Top of Data to process

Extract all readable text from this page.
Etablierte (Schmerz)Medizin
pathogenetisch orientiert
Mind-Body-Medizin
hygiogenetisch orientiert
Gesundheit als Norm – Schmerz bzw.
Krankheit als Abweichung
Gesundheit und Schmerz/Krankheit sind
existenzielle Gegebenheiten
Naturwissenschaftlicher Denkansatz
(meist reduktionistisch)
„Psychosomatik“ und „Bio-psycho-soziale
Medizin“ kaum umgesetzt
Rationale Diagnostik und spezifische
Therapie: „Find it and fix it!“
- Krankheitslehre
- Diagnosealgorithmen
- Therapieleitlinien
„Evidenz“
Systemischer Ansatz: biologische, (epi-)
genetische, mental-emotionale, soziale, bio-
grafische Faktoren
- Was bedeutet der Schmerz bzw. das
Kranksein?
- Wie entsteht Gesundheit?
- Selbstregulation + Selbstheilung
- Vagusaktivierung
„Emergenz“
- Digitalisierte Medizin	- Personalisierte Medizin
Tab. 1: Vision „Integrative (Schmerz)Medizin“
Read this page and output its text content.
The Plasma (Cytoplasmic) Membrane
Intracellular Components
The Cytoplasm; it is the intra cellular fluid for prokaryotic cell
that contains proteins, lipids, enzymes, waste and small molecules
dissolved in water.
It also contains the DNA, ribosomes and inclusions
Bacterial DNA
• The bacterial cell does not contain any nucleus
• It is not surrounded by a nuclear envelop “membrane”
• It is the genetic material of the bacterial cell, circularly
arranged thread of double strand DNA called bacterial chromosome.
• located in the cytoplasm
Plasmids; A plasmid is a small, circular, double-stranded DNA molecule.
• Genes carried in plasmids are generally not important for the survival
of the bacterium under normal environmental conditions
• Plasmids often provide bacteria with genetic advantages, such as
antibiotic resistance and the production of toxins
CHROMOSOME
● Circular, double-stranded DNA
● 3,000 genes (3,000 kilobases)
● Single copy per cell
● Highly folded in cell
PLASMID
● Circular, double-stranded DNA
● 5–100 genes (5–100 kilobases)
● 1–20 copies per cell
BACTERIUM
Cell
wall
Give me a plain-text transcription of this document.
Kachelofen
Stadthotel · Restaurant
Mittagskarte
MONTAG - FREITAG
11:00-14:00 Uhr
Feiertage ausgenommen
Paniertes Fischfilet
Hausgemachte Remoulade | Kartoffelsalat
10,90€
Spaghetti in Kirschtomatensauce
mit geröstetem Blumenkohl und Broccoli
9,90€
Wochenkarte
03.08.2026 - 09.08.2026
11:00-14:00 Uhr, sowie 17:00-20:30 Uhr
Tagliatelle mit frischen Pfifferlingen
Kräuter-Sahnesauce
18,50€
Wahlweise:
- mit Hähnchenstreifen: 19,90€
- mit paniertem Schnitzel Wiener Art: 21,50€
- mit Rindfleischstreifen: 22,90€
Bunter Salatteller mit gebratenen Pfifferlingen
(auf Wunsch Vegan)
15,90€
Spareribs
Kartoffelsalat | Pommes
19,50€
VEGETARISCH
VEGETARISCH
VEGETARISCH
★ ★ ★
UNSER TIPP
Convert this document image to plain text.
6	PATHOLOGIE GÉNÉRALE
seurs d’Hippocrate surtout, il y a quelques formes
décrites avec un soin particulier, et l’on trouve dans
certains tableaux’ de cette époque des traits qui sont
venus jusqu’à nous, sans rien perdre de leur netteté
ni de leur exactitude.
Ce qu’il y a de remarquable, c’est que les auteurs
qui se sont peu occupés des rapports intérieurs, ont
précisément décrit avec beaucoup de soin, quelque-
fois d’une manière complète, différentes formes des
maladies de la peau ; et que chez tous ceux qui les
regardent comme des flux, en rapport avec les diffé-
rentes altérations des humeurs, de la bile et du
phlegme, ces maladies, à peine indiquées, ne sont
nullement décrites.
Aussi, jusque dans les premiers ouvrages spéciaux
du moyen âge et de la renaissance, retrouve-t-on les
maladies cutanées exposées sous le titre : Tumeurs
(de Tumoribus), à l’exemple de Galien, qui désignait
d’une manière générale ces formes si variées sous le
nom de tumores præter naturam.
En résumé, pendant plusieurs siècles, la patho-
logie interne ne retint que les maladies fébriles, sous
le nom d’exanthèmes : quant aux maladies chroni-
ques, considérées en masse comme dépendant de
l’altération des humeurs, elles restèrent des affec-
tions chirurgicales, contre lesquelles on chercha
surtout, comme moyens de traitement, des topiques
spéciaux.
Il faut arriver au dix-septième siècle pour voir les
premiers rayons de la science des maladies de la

Bottom of Data to process

Directions: State the number of lines in the records that hold the string "sous", and add nothing.

Solution: 3